**TASK TO CARRY OUT:** Output the entries word for word. Omit images.

(Figure contents as structured data)
__________

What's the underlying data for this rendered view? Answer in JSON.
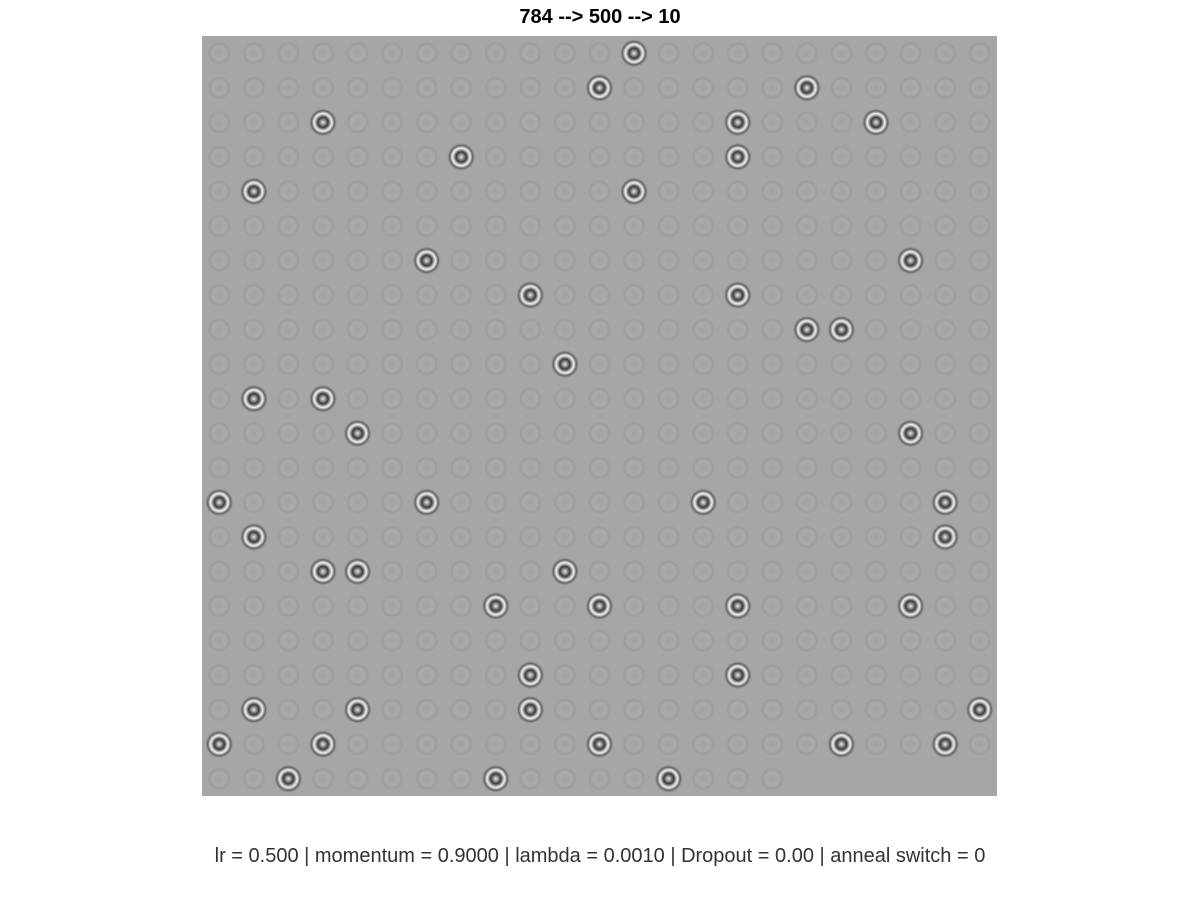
{
  "chart_data": {
    "type": "heatmap",
    "title": "784 --> 500 --> 10",
    "xlabel": "lr = 0.500 | momentum = 0.9000 | lambda = 0.0010 | Dropout = 0.00 | anneal switch = 0",
    "ylabel": "",
    "grid": false,
    "colormap": "gray",
    "tiles": {
      "columns": 23,
      "rows": 22,
      "count": 500
    },
    "highlighted_tiles": [
      [
        0,
        12
      ],
      [
        1,
        11
      ],
      [
        1,
        17
      ],
      [
        2,
        3
      ],
      [
        2,
        15
      ],
      [
        2,
        19
      ],
      [
        3,
        7
      ],
      [
        3,
        15
      ],
      [
        4,
        1
      ],
      [
        4,
        12
      ],
      [
        6,
        6
      ],
      [
        6,
        20
      ],
      [
        7,
        9
      ],
      [
        7,
        15
      ],
      [
        8,
        17
      ],
      [
        8,
        18
      ],
      [
        9,
        10
      ],
      [
        10,
        1
      ],
      [
        10,
        3
      ],
      [
        11,
        4
      ],
      [
        11,
        20
      ],
      [
        13,
        0
      ],
      [
        13,
        6
      ],
      [
        13,
        14
      ],
      [
        13,
        21
      ],
      [
        14,
        1
      ],
      [
        14,
        21
      ],
      [
        15,
        3
      ],
      [
        15,
        4
      ],
      [
        15,
        10
      ],
      [
        16,
        8
      ],
      [
        16,
        11
      ],
      [
        16,
        15
      ],
      [
        16,
        20
      ],
      [
        18,
        9
      ],
      [
        18,
        15
      ],
      [
        19,
        1
      ],
      [
        19,
        4
      ],
      [
        19,
        9
      ],
      [
        19,
        22
      ],
      [
        20,
        0
      ],
      [
        20,
        3
      ],
      [
        20,
        11
      ],
      [
        20,
        18
      ],
      [
        20,
        21
      ],
      [
        21,
        2
      ],
      [
        21,
        8
      ],
      [
        21,
        13
      ]
    ],
    "background_color": "#a6a6a6"
  }
}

__________

**FINISHED TASK:**
What's the underlying data for this rendered view? Answer in JSON.
{
  "chart_data": {
    "type": "heatmap",
    "title": "784 --> 500 --> 10",
    "xlabel": "lr = 0.500 | momentum = 0.9000 | lambda = 0.0010 | Dropout = 0.00 | anneal switch = 0",
    "ylabel": "",
    "grid": false,
    "colormap": "gray",
    "tiles": {
      "columns": 23,
      "rows": 22,
      "count": 500
    },
    "highlighted_tiles": [
      [
        0,
        12
      ],
      [
        1,
        11
      ],
      [
        1,
        17
      ],
      [
        2,
        3
      ],
      [
        2,
        15
      ],
      [
        2,
        19
      ],
      [
        3,
        7
      ],
      [
        3,
        15
      ],
      [
        4,
        1
      ],
      [
        4,
        12
      ],
      [
        6,
        6
      ],
      [
        6,
        20
      ],
      [
        7,
        9
      ],
      [
        7,
        15
      ],
      [
        8,
        17
      ],
      [
        8,
        18
      ],
      [
        9,
        10
      ],
      [
        10,
        1
      ],
      [
        10,
        3
      ],
      [
        11,
        4
      ],
      [
        11,
        20
      ],
      [
        13,
        0
      ],
      [
        13,
        6
      ],
      [
        13,
        14
      ],
      [
        13,
        21
      ],
      [
        14,
        1
      ],
      [
        14,
        21
      ],
      [
        15,
        3
      ],
      [
        15,
        4
      ],
      [
        15,
        10
      ],
      [
        16,
        8
      ],
      [
        16,
        11
      ],
      [
        16,
        15
      ],
      [
        16,
        20
      ],
      [
        18,
        9
      ],
      [
        18,
        15
      ],
      [
        19,
        1
      ],
      [
        19,
        4
      ],
      [
        19,
        9
      ],
      [
        19,
        22
      ],
      [
        20,
        0
      ],
      [
        20,
        3
      ],
      [
        20,
        11
      ],
      [
        20,
        18
      ],
      [
        20,
        21
      ],
      [
        21,
        2
      ],
      [
        21,
        8
      ],
      [
        21,
        13
      ]
    ],
    "background_color": "#a6a6a6"
  }
}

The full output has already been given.